→ WHAT IS NEEDED
Write the material out again, line by line, exactly as it is.

Dataset excerpts:
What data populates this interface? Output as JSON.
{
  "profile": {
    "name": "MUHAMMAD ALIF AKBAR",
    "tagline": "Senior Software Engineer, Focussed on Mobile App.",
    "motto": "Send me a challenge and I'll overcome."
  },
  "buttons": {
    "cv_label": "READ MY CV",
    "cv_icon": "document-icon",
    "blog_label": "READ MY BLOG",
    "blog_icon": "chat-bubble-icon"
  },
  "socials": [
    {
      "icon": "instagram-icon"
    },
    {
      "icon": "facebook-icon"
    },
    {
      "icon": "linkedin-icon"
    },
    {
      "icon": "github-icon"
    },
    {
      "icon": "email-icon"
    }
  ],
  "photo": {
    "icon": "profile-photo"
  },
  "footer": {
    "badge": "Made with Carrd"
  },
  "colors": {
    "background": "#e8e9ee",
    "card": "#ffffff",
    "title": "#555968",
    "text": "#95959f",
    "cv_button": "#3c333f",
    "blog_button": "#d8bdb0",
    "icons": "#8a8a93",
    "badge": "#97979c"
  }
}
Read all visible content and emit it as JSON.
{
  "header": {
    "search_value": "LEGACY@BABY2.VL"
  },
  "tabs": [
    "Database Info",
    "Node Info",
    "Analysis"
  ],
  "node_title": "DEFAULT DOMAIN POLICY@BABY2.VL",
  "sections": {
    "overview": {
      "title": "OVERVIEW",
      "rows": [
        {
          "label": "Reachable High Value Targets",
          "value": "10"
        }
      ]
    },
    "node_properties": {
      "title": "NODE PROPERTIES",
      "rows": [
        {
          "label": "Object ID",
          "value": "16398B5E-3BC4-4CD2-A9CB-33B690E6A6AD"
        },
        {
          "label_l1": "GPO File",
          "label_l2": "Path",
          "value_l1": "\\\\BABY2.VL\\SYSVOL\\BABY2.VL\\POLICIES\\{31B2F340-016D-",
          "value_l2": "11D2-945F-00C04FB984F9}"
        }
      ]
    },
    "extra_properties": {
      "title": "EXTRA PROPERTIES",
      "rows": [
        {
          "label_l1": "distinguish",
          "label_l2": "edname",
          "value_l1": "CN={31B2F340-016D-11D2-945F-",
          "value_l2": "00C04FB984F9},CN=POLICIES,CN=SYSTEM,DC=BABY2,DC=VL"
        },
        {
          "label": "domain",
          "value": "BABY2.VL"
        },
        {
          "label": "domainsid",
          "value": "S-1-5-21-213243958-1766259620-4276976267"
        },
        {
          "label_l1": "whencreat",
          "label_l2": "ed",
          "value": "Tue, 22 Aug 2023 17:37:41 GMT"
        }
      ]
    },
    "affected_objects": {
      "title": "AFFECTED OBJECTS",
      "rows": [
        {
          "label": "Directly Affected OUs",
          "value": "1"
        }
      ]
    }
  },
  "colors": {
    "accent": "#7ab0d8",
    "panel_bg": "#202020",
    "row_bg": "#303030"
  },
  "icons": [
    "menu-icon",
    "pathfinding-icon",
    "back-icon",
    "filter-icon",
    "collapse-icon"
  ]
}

→ REPLY
What data populates this interface? Output as JSON.
{
  "profile": {
    "name": "MUHAMMAD ALIF AKBAR",
    "tagline": "Senior Software Engineer, Focussed on Mobile App.",
    "motto": "Send me a challenge and I'll overcome."
  },
  "buttons": {
    "cv_label": "READ MY CV",
    "cv_icon": "document-icon",
    "blog_label": "READ MY BLOG",
    "blog_icon": "chat-bubble-icon"
  },
  "socials": [
    {
      "icon": "instagram-icon"
    },
    {
      "icon": "facebook-icon"
    },
    {
      "icon": "linkedin-icon"
    },
    {
      "icon": "github-icon"
    },
    {
      "icon": "email-icon"
    }
  ],
  "photo": {
    "icon": "profile-photo"
  },
  "footer": {
    "badge": "Made with Carrd"
  },
  "colors": {
    "background": "#e8e9ee",
    "card": "#ffffff",
    "title": "#555968",
    "text": "#95959f",
    "cv_button": "#3c333f",
    "blog_button": "#d8bdb0",
    "icons": "#8a8a93",
    "badge": "#97979c"
  }
}
Read all visible content and emit it as JSON.
{
  "header": {
    "search_value": "LEGACY@BABY2.VL"
  },
  "tabs": [
    "Database Info",
    "Node Info",
    "Analysis"
  ],
  "node_title": "DEFAULT DOMAIN POLICY@BABY2.VL",
  "sections": {
    "overview": {
      "title": "OVERVIEW",
      "rows": [
        {
          "label": "Reachable High Value Targets",
          "value": "10"
        }
      ]
    },
    "node_properties": {
      "title": "NODE PROPERTIES",
      "rows": [
        {
          "label": "Object ID",
          "value": "16398B5E-3BC4-4CD2-A9CB-33B690E6A6AD"
        },
        {
          "label_l1": "GPO File",
          "label_l2": "Path",
          "value_l1": "\\\\BABY2.VL\\SYSVOL\\BABY2.VL\\POLICIES\\{31B2F340-016D-",
          "value_l2": "11D2-945F-00C04FB984F9}"
        }
      ]
    },
    "extra_properties": {
      "title": "EXTRA PROPERTIES",
      "rows": [
        {
          "label_l1": "distinguish",
          "label_l2": "edname",
          "value_l1": "CN={31B2F340-016D-11D2-945F-",
          "value_l2": "00C04FB984F9},CN=POLICIES,CN=SYSTEM,DC=BABY2,DC=VL"
        },
        {
          "label": "domain",
          "value": "BABY2.VL"
        },
        {
          "label": "domainsid",
          "value": "S-1-5-21-213243958-1766259620-4276976267"
        },
        {
          "label_l1": "whencreat",
          "label_l2": "ed",
          "value": "Tue, 22 Aug 2023 17:37:41 GMT"
        }
      ]
    },
    "affected_objects": {
      "title": "AFFECTED OBJECTS",
      "rows": [
        {
          "label": "Directly Affected OUs",
          "value": "1"
        }
      ]
    }
  },
  "colors": {
    "accent": "#7ab0d8",
    "panel_bg": "#202020",
    "row_bg": "#303030"
  },
  "icons": [
    "menu-icon",
    "pathfinding-icon",
    "back-icon",
    "filter-icon",
    "collapse-icon"
  ]
}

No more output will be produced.